--- What this task involves ---
Rewrite the items below, changing each "Goondoon" to "Tank" and leaving every other character as it is.

[Data entries]
━━━━━━━━━━━━━━━━━━━━

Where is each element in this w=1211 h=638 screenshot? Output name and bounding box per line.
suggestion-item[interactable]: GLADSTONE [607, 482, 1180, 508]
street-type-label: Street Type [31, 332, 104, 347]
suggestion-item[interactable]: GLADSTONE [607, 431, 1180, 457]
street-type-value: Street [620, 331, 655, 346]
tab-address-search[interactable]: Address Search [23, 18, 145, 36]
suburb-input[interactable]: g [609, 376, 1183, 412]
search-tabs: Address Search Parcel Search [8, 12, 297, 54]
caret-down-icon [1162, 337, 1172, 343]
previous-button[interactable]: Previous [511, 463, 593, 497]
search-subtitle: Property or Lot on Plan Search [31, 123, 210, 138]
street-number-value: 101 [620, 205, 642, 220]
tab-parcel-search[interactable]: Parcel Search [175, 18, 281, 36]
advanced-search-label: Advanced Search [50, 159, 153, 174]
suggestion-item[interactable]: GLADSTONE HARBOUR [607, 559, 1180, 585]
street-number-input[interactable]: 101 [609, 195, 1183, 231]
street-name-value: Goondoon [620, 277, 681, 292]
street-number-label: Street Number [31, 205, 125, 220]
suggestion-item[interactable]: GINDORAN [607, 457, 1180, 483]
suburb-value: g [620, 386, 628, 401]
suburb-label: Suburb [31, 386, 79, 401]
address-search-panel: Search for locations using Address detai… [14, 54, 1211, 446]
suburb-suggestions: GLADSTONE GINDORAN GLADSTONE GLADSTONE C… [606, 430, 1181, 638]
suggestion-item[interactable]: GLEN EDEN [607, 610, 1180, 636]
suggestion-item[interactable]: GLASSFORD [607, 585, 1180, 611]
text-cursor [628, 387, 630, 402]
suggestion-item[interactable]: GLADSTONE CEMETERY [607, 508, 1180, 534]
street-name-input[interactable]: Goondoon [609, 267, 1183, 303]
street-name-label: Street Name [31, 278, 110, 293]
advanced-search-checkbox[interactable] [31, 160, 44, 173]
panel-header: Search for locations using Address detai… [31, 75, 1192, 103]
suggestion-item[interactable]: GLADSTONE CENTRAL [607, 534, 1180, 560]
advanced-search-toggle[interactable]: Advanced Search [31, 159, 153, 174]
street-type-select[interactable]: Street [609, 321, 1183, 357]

━━━━━━━━━━━━━━━━━━━━

--- Complete answer ---
Where is each element in this w=1211 h=638 screenshot? Output name and bounding box per line.
suggestion-item[interactable]: GLADSTONE [607, 482, 1180, 508]
street-type-label: Street Type [31, 332, 104, 347]
suggestion-item[interactable]: GLADSTONE [607, 431, 1180, 457]
street-type-value: Street [620, 331, 655, 346]
tab-address-search[interactable]: Address Search [23, 18, 145, 36]
suburb-input[interactable]: g [609, 376, 1183, 412]
search-tabs: Address Search Parcel Search [8, 12, 297, 54]
caret-down-icon [1162, 337, 1172, 343]
previous-button[interactable]: Previous [511, 463, 593, 497]
search-subtitle: Property or Lot on Plan Search [31, 123, 210, 138]
street-number-value: 101 [620, 205, 642, 220]
tab-parcel-search[interactable]: Parcel Search [175, 18, 281, 36]
advanced-search-label: Advanced Search [50, 159, 153, 174]
suggestion-item[interactable]: GLADSTONE HARBOUR [607, 559, 1180, 585]
street-number-input[interactable]: 101 [609, 195, 1183, 231]
street-name-value: Tank [620, 277, 681, 292]
street-number-label: Street Number [31, 205, 125, 220]
suggestion-item[interactable]: GINDORAN [607, 457, 1180, 483]
suburb-value: g [620, 386, 628, 401]
suburb-label: Suburb [31, 386, 79, 401]
address-search-panel: Search for locations using Address detai… [14, 54, 1211, 446]
suburb-suggestions: GLADSTONE GINDORAN GLADSTONE GLADSTONE C… [606, 430, 1181, 638]
suggestion-item[interactable]: GLEN EDEN [607, 610, 1180, 636]
suggestion-item[interactable]: GLASSFORD [607, 585, 1180, 611]
text-cursor [628, 387, 630, 402]
suggestion-item[interactable]: GLADSTONE CEMETERY [607, 508, 1180, 534]
street-name-input[interactable]: Tank [609, 267, 1183, 303]
street-name-label: Street Name [31, 278, 110, 293]
advanced-search-checkbox[interactable] [31, 160, 44, 173]
panel-header: Search for locations using Address detai… [31, 75, 1192, 103]
suggestion-item[interactable]: GLADSTONE CENTRAL [607, 534, 1180, 560]
advanced-search-toggle[interactable]: Advanced Search [31, 159, 153, 174]
street-type-select[interactable]: Street [609, 321, 1183, 357]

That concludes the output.